[Text provided]:

● ● ● ●

By Jay Parsons, UNL Biosystems Economist and Jim Jansen, Nebraska Extension Educator
As a follow up to the February BeefWatch article titled “The Livestock Indemnity Program and the Importance of Recordkeeping,” the present article will outline some of the details necessary in documenting eligible losses and the records involved. The Farm Service Agency (FSA) provides information about acceptable documentation in the Livestock Death Loss Documentation section of their Livestock Indemnity Program (LIP) Factsheet, but it is worth expanding on that information with additional explanation given that the relaxed documentation requirements utilized for livestock deaths occurring from October 1, 2011 through December 31, 2014 have run their course and producers should now expect a stricter interpretation of the documentation rules.
First of all, documentation of death losses themselves should be a given. Whether it is the result of a severe weather event or an eligible wild animal attack, producers must document the number and kind of livestock that died. Preferably, this is supplemented with a video record or dated photo(s). It is important producers understand that the other key piece in this equation is good inventory records.

● ● ● ●

[Supplied material]:

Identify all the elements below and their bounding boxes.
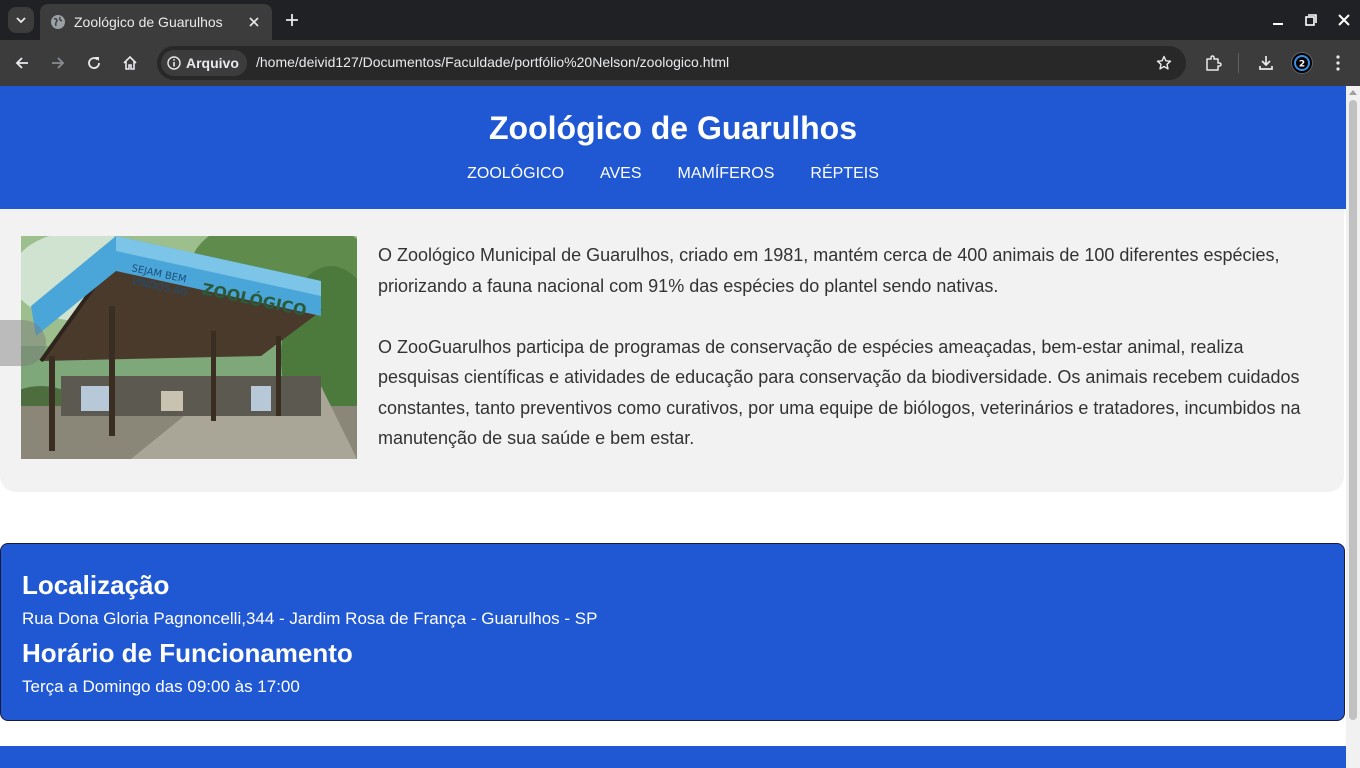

● ● ● ●

[Actions to take]:
A) Rewrite the article on Livestock Indemnity Program documentation starting at "By Jay Parsons, UNL" and ending at "the documentation rules.", changing "producers" to "ranchers".
B) In the article on Livestock Indemnity Program documentation, list each kind of record or documentation that producers are told to have for livestock death losses.
C) Write the next part of the article on Livestock Indemnity Program documentation, picking up after its last sentence.

[The replies]:
A)
By Jay Parsons, UNL Biosystems Economist and Jim Jansen, Nebraska Extension Educator
As a follow up to the February BeefWatch article titled “The Livestock Indemnity Program and the Importance of Recordkeeping,” the present article will outline some of the details necessary in documenting eligible losses and the records involved. The Farm Service Agency (FSA) provides information about acceptable documentation in the Livestock Death Loss Documentation section of their Livestock Indemnity Program (LIP) Factsheet, but it is worth expanding on that information with additional explanation given that the relaxed documentation requirements utilized for livestock deaths occurring from October 1, 2011 through December 31, 2014 have run their course and ranchers should now expect a stricter interpretation of the documentation rules.

B)
- Documentation of the number and kind of livestock that died
- A video record
- Dated photo(s)
- Inventory records

C)
The logical question to ask a producer submitting an LIP notice of loss and application for payment to an FSA office is, “How can you verify what you are trying to tell us?” LIP provides compensation to eligible livestock producers who suffer livestock death losses in excess of normal mortality due to an eligible event. Documenting the losses themselves is only half of the mortality loss percentage equation. Producers need accurate counts of the number and type of livestock in their inventory before and after the eligible event. Beginning and ending year inventory are a minimum to get you started and should be supplemented with production records (births, death losses, weaning numbers, etc.), purchase records, sale records, veterinarian records, inventory related bank loan documentation, records assembled for tax filing, and other reliable documents that can help verify livestock inventories at different points throughout the year.
LIP payments are calculated based on eligible death losses in excess of normal annual mortality. Normal mortality rates are established by FSA on a State-by-State basis using recommendations from State livestock and Extension Service organizations. Table 1 (http://go.unl.edu/6jsv) contains the normal mortality rates established for beef cattle in Nebraska.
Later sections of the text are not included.